*TASK GOAL*
Exclude all pictures, then copy each of the records exactly as written.

--- start RECORDED DATA ---

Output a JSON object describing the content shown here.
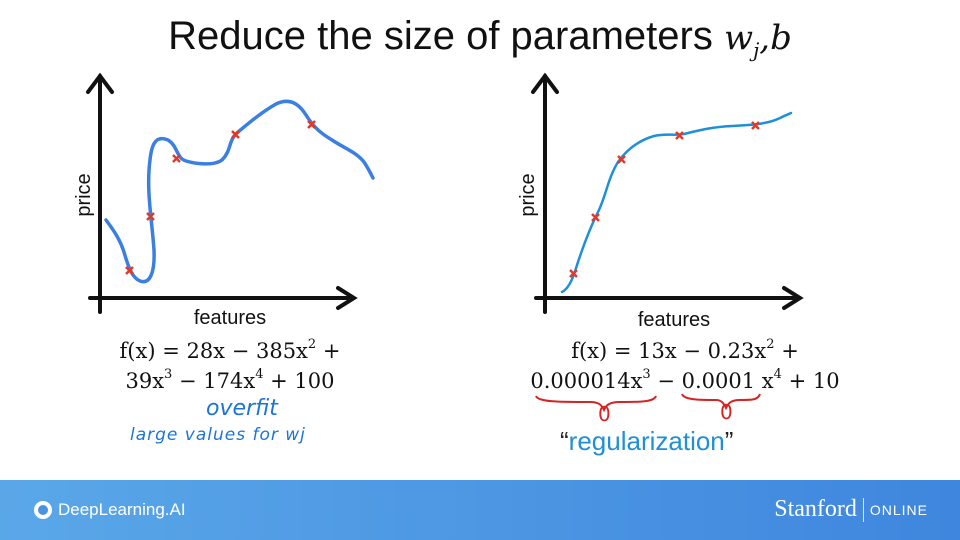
{
  "title": {
    "text": "Reduce the size of parameters",
    "vars": "w",
    "sub": "j",
    "tail": ",b"
  },
  "left_plot": {
    "ylabel": "price",
    "xlabel": "features",
    "formula_line1": [
      "f(x) = 28x − 385x",
      "2",
      " +"
    ],
    "formula_line2": [
      "39x",
      "3",
      " − 174x",
      "4",
      " + 100"
    ],
    "note1": "overfit",
    "note2": "large values for wj"
  },
  "right_plot": {
    "ylabel": "price",
    "xlabel": "features",
    "formula_line1": [
      "f(x) = 13x − 0.23x",
      "2",
      " +"
    ],
    "formula_line2": [
      "0.000014x",
      "3",
      " − 0.0001 x",
      "4",
      " + 10"
    ],
    "zero1": "0",
    "zero2": "0",
    "reg_open": "“",
    "reg_word": "regularization",
    "reg_close": "”"
  },
  "footer": {
    "brand_left": "DeepLearning.AI",
    "brand_right_1": "Stanford",
    "brand_right_2": "ONLINE"
  },
  "colors": {
    "curve": "#3b7fe0",
    "cross": "#e03a2a",
    "footer": "#4a90e2"
  }
}
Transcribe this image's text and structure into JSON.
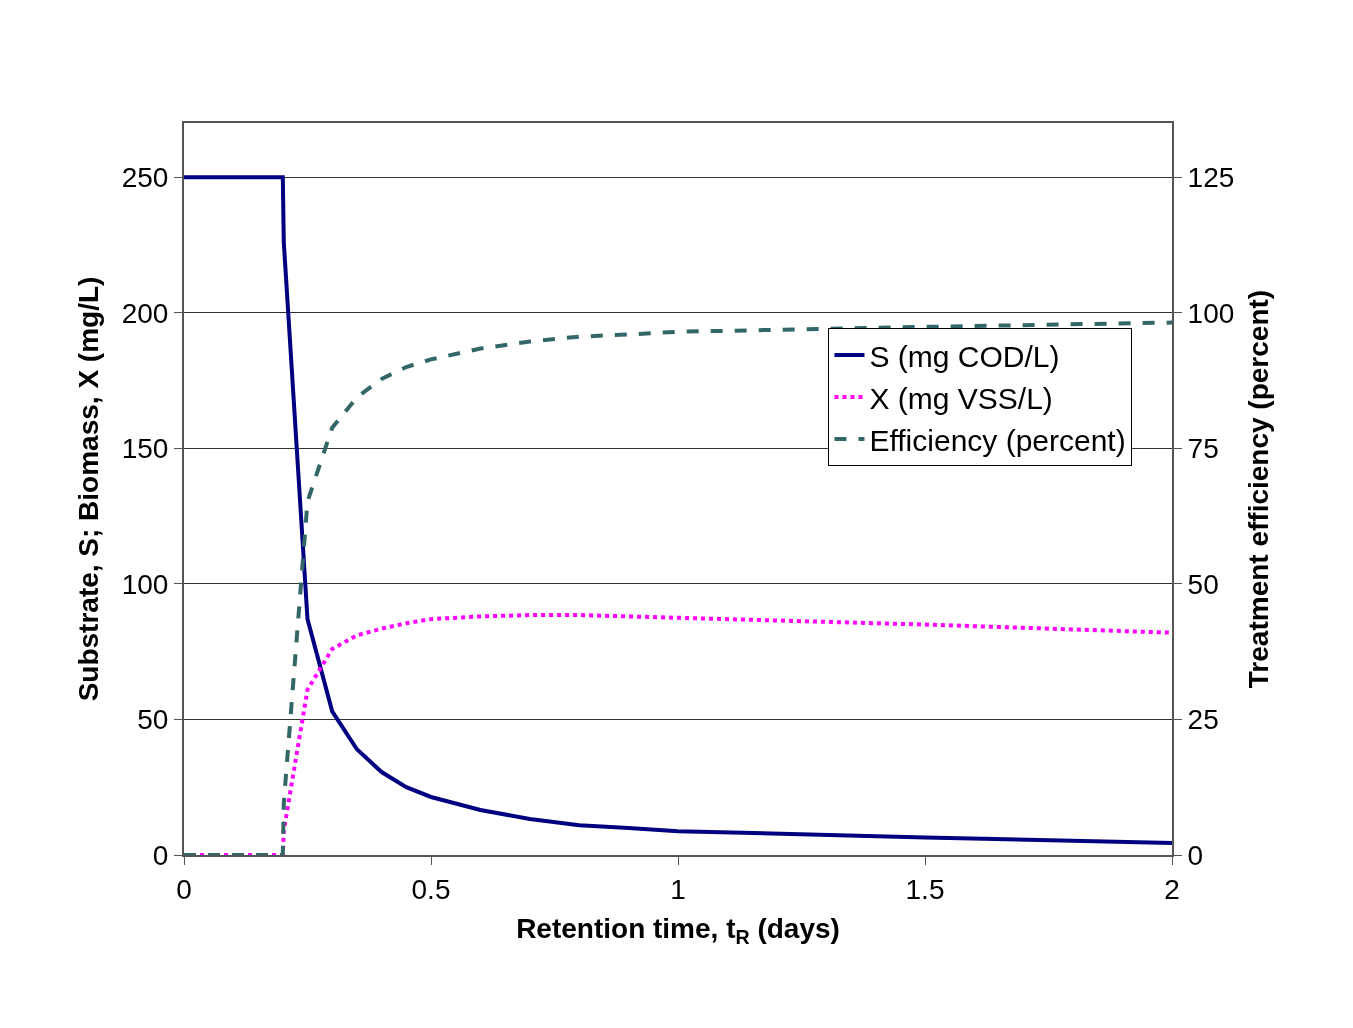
{
  "chart_data": {
    "type": "line",
    "xlabel": "Retention time, t$_{R}$ (days)",
    "ylabel": "Substrate, S; Biomass, X (mg/L)",
    "y2label": "Treatment efficiency (percent)",
    "x": [
      0,
      0.05,
      0.1,
      0.15,
      0.2,
      0.202,
      0.25,
      0.3,
      0.35,
      0.4,
      0.45,
      0.5,
      0.6,
      0.7,
      0.8,
      0.9,
      1,
      1.5,
      2
    ],
    "series": [
      {
        "name": "S (mg COD/L)",
        "color": "#000080",
        "line_style": "solid",
        "values": [
          250,
          250,
          250,
          250,
          250,
          226,
          87,
          53,
          39,
          30.6,
          25,
          21.4,
          16.6,
          13.3,
          11,
          10,
          8.8,
          6.5,
          4.4
        ]
      },
      {
        "name": "X (mg VSS/L)",
        "color": "#ff00ff",
        "line_style": "dotted",
        "values": [
          0,
          0,
          0,
          0,
          0,
          9,
          61,
          76,
          81,
          83.5,
          85.5,
          87,
          88,
          88.5,
          88.5,
          88,
          87.5,
          85,
          82
        ]
      },
      {
        "name": "Efficiency (percent)",
        "color": "#336666",
        "line_style": "dashed",
        "axis": "y2",
        "values": [
          0,
          0,
          0,
          0,
          0,
          9.6,
          65.2,
          78.8,
          84.4,
          87.8,
          90,
          91.4,
          93.4,
          94.7,
          95.6,
          96,
          96.5,
          97.4,
          98.2
        ]
      }
    ],
    "xlim": [
      0,
      2
    ],
    "xticks": [
      0,
      0.5,
      1,
      1.5,
      2
    ],
    "ylim": [
      0,
      270
    ],
    "yticks": [
      0,
      50,
      100,
      150,
      200,
      250
    ],
    "y2lim": [
      0,
      135
    ],
    "y2ticks": [
      0,
      25,
      50,
      75,
      100,
      125
    ],
    "grid": "y",
    "legend": "right",
    "marker": "none"
  }
}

--- end RECORDED DATA ---

*COMPLETE ANSWER*
Output a JSON object describing the content shown here.
{
  "title": {
    "text": "Reduce the size of parameters",
    "vars": "w",
    "sub": "j",
    "tail": ",b"
  },
  "left_plot": {
    "ylabel": "price",
    "xlabel": "features",
    "formula_line1": [
      "f(x) = 28x − 385x",
      "2",
      " +"
    ],
    "formula_line2": [
      "39x",
      "3",
      " − 174x",
      "4",
      " + 100"
    ],
    "note1": "overfit",
    "note2": "large values for wj"
  },
  "right_plot": {
    "ylabel": "price",
    "xlabel": "features",
    "formula_line1": [
      "f(x) = 13x − 0.23x",
      "2",
      " +"
    ],
    "formula_line2": [
      "0.000014x",
      "3",
      " − 0.0001 x",
      "4",
      " + 10"
    ],
    "zero1": "0",
    "zero2": "0",
    "reg_open": "“",
    "reg_word": "regularization",
    "reg_close": "”"
  },
  "footer": {
    "brand_left": "DeepLearning.AI",
    "brand_right_1": "Stanford",
    "brand_right_2": "ONLINE"
  },
  "colors": {
    "curve": "#3b7fe0",
    "cross": "#e03a2a",
    "footer": "#4a90e2"
  }
}
Transcribe this image's text and structure into JSON.
{
  "chart_data": {
    "type": "line",
    "xlabel": "Retention time, t$_{R}$ (days)",
    "ylabel": "Substrate, S; Biomass, X (mg/L)",
    "y2label": "Treatment efficiency (percent)",
    "x": [
      0,
      0.05,
      0.1,
      0.15,
      0.2,
      0.202,
      0.25,
      0.3,
      0.35,
      0.4,
      0.45,
      0.5,
      0.6,
      0.7,
      0.8,
      0.9,
      1,
      1.5,
      2
    ],
    "series": [
      {
        "name": "S (mg COD/L)",
        "color": "#000080",
        "line_style": "solid",
        "values": [
          250,
          250,
          250,
          250,
          250,
          226,
          87,
          53,
          39,
          30.6,
          25,
          21.4,
          16.6,
          13.3,
          11,
          10,
          8.8,
          6.5,
          4.4
        ]
      },
      {
        "name": "X (mg VSS/L)",
        "color": "#ff00ff",
        "line_style": "dotted",
        "values": [
          0,
          0,
          0,
          0,
          0,
          9,
          61,
          76,
          81,
          83.5,
          85.5,
          87,
          88,
          88.5,
          88.5,
          88,
          87.5,
          85,
          82
        ]
      },
      {
        "name": "Efficiency (percent)",
        "color": "#336666",
        "line_style": "dashed",
        "axis": "y2",
        "values": [
          0,
          0,
          0,
          0,
          0,
          9.6,
          65.2,
          78.8,
          84.4,
          87.8,
          90,
          91.4,
          93.4,
          94.7,
          95.6,
          96,
          96.5,
          97.4,
          98.2
        ]
      }
    ],
    "xlim": [
      0,
      2
    ],
    "xticks": [
      0,
      0.5,
      1,
      1.5,
      2
    ],
    "ylim": [
      0,
      270
    ],
    "yticks": [
      0,
      50,
      100,
      150,
      200,
      250
    ],
    "y2lim": [
      0,
      135
    ],
    "y2ticks": [
      0,
      25,
      50,
      75,
      100,
      125
    ],
    "grid": "y",
    "legend": "right",
    "marker": "none"
  }
}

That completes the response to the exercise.